→ **Problem description**
Select and copy out every line in the records containing "telesnih".
------------------------------
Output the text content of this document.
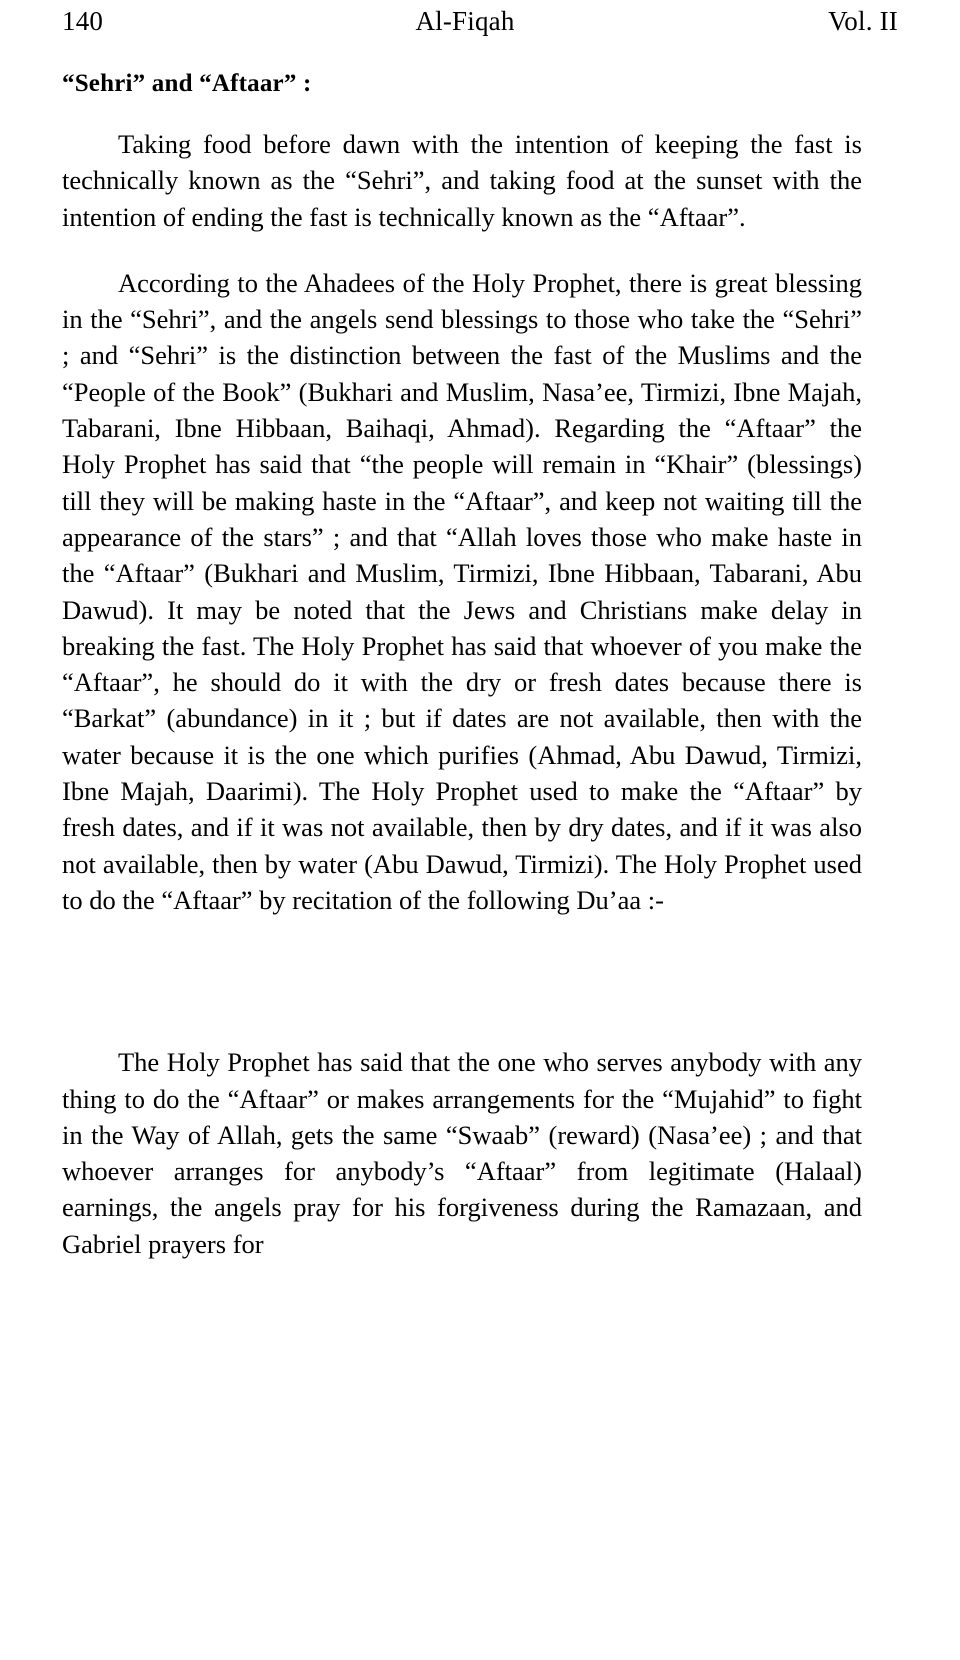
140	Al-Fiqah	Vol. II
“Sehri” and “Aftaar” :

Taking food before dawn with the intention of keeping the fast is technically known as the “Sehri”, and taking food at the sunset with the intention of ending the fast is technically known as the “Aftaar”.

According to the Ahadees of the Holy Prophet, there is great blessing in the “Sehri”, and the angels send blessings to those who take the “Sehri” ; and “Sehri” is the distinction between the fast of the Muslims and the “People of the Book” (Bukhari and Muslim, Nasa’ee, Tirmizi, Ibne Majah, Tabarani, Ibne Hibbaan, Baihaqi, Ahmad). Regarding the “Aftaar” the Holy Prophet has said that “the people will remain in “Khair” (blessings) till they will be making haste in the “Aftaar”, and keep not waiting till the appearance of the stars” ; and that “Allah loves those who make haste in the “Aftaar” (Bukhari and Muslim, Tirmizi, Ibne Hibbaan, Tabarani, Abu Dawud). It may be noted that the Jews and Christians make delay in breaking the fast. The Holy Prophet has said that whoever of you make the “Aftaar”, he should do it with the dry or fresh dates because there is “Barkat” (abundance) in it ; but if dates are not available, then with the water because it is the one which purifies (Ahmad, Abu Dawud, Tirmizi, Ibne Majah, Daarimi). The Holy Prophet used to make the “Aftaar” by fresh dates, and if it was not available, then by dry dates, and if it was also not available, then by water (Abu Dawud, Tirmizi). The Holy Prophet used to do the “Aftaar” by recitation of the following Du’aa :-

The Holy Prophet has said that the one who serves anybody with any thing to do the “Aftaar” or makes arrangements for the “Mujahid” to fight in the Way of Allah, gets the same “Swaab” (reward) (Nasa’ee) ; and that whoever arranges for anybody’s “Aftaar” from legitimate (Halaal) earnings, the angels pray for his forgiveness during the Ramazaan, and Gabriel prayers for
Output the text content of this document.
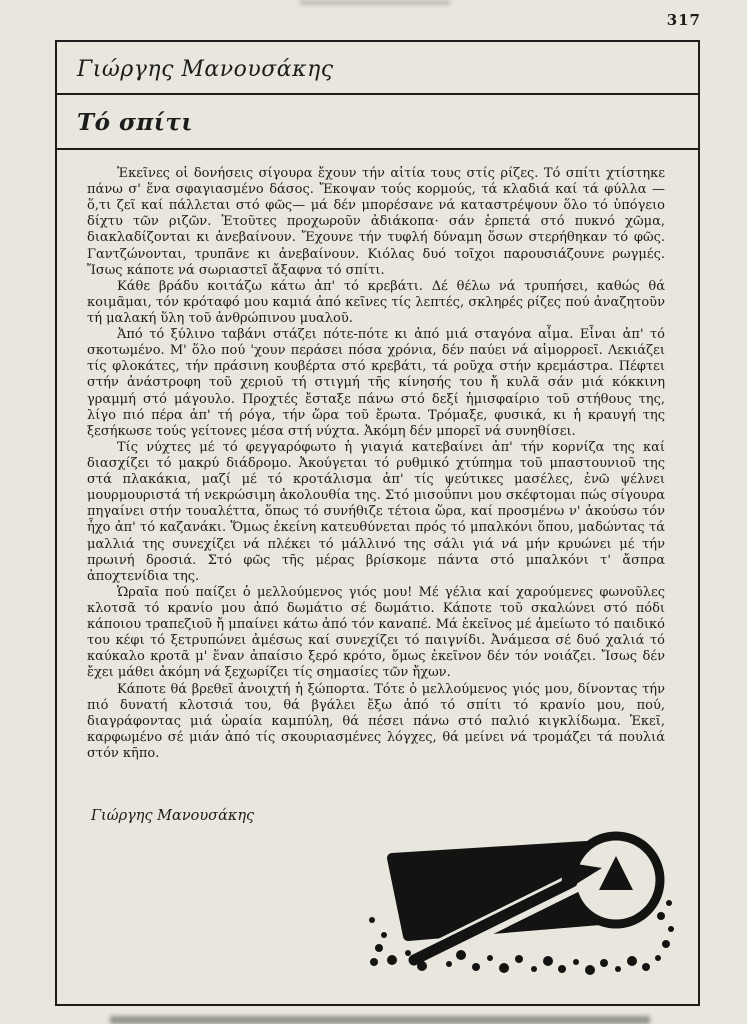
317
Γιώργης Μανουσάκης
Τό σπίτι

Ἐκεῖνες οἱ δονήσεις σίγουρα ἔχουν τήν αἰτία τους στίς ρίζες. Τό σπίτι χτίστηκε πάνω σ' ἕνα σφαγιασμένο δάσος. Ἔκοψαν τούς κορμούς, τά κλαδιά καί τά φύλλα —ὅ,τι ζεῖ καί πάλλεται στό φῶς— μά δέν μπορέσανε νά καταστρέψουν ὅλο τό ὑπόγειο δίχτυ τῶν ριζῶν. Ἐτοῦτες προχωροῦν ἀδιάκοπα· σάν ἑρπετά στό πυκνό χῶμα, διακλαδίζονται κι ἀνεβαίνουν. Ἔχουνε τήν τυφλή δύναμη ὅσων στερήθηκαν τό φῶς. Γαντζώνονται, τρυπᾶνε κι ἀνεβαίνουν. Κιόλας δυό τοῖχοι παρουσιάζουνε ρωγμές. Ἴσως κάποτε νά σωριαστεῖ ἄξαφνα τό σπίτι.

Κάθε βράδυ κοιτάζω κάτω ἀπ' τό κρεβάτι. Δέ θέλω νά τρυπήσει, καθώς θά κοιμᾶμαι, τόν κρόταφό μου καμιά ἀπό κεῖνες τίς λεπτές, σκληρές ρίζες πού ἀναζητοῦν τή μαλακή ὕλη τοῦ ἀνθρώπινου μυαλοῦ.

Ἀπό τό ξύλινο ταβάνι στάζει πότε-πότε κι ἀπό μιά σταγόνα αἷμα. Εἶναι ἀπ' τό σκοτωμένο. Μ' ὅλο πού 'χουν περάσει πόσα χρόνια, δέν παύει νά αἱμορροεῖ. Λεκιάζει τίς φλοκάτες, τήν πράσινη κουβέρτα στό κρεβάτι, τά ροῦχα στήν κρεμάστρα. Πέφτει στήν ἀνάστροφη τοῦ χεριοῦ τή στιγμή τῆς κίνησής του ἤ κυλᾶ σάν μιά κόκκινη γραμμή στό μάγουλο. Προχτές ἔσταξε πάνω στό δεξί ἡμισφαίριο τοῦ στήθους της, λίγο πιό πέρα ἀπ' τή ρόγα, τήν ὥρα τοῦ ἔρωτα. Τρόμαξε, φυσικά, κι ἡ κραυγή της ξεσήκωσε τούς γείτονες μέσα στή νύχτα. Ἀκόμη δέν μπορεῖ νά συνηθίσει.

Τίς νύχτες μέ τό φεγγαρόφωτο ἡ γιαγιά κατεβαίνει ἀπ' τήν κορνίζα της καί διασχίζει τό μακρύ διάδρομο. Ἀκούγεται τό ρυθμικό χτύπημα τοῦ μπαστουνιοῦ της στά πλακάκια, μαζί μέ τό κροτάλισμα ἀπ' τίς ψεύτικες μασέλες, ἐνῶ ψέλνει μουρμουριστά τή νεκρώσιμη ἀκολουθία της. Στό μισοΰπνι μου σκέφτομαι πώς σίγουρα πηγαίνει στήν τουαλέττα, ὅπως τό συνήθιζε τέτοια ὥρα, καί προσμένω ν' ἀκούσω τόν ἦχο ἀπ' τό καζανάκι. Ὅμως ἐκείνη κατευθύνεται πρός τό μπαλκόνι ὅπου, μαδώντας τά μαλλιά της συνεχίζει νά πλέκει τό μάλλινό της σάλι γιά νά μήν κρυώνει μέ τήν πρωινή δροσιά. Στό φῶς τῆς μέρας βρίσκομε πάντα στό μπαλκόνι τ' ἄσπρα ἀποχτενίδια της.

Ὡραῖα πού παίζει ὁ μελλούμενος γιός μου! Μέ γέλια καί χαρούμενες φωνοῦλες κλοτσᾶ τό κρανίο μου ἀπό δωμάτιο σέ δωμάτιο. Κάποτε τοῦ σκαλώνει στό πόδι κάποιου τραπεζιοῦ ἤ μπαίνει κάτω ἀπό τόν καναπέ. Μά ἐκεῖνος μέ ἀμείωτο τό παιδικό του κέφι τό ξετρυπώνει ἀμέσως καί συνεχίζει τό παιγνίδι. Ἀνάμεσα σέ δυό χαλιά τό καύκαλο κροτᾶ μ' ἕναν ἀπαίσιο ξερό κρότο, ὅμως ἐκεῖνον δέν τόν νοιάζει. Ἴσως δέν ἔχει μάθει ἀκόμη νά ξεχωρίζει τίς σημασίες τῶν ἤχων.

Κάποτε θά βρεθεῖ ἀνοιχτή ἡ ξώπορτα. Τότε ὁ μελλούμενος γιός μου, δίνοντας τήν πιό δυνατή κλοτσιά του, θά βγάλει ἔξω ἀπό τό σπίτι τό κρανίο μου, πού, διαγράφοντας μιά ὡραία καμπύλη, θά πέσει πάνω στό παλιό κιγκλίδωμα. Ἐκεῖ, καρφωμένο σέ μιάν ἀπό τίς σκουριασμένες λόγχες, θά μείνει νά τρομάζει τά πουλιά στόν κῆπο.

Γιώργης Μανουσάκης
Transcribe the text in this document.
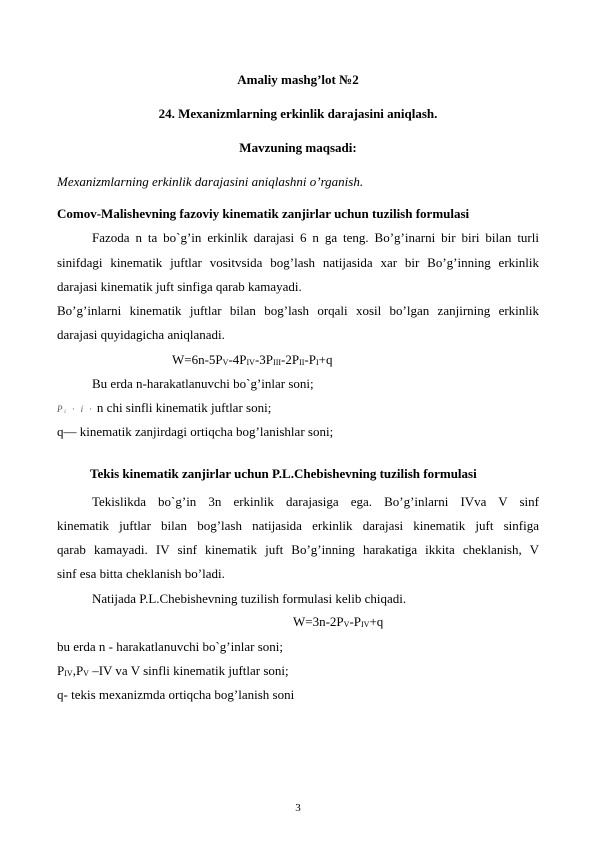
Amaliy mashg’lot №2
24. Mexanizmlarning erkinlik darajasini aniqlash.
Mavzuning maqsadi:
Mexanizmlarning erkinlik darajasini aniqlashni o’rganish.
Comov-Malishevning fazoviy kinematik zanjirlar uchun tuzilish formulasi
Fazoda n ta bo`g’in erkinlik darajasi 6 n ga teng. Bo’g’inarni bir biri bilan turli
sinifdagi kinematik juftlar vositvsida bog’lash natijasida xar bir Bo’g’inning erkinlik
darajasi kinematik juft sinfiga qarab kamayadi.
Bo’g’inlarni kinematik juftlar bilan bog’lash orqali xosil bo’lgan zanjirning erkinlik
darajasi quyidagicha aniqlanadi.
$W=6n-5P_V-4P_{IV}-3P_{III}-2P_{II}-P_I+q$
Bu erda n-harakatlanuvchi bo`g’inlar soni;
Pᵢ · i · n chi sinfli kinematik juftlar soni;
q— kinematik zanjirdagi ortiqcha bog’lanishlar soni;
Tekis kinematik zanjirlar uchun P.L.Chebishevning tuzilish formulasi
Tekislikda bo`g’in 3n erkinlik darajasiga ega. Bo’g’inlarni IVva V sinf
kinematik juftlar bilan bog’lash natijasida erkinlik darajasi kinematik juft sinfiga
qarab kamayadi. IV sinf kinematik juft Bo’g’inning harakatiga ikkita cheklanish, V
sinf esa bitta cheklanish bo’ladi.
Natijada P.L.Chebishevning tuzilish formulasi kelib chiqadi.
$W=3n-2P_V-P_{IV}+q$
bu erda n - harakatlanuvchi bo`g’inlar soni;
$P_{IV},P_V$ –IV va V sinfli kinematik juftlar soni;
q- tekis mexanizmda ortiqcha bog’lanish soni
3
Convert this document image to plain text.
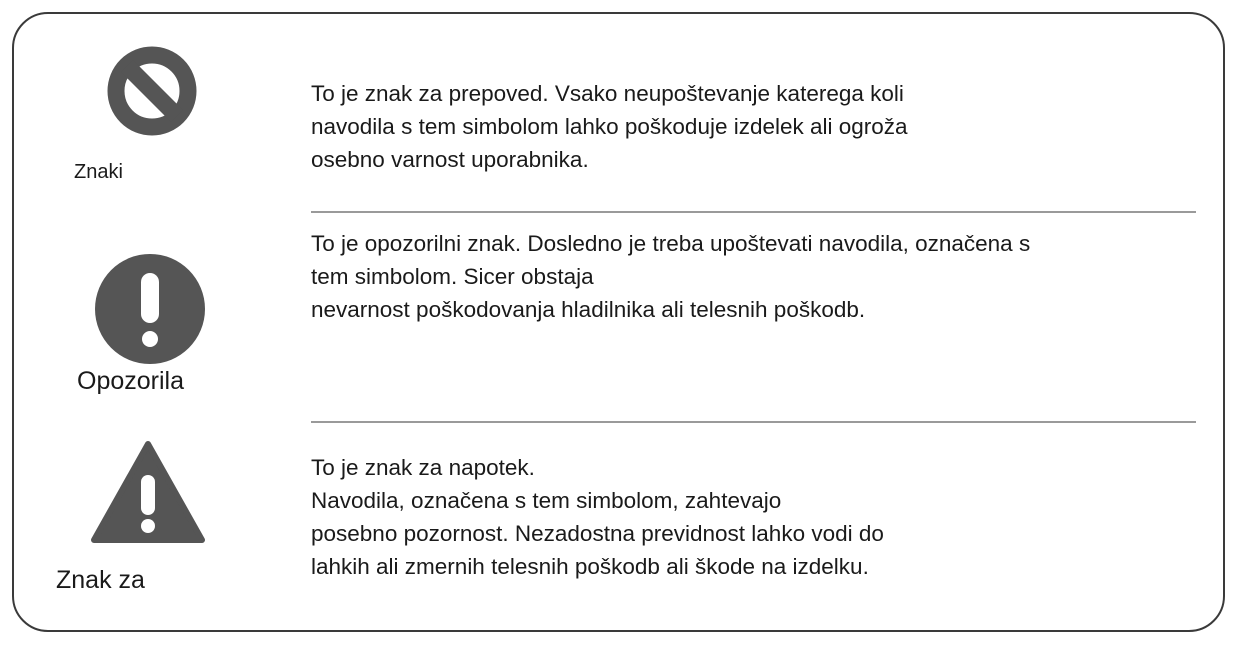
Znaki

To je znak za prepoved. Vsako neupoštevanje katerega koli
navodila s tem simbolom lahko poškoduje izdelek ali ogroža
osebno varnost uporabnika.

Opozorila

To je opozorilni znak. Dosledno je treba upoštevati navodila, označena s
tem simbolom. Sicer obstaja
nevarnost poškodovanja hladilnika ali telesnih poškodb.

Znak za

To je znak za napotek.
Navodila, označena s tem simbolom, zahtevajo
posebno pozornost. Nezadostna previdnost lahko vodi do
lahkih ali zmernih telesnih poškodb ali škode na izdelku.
------------------------------
→ **Task solution**
nevarnost poškodovanja hladilnika ali telesnih poškodb.
lahkih ali zmernih telesnih poškodb ali škode na izdelku.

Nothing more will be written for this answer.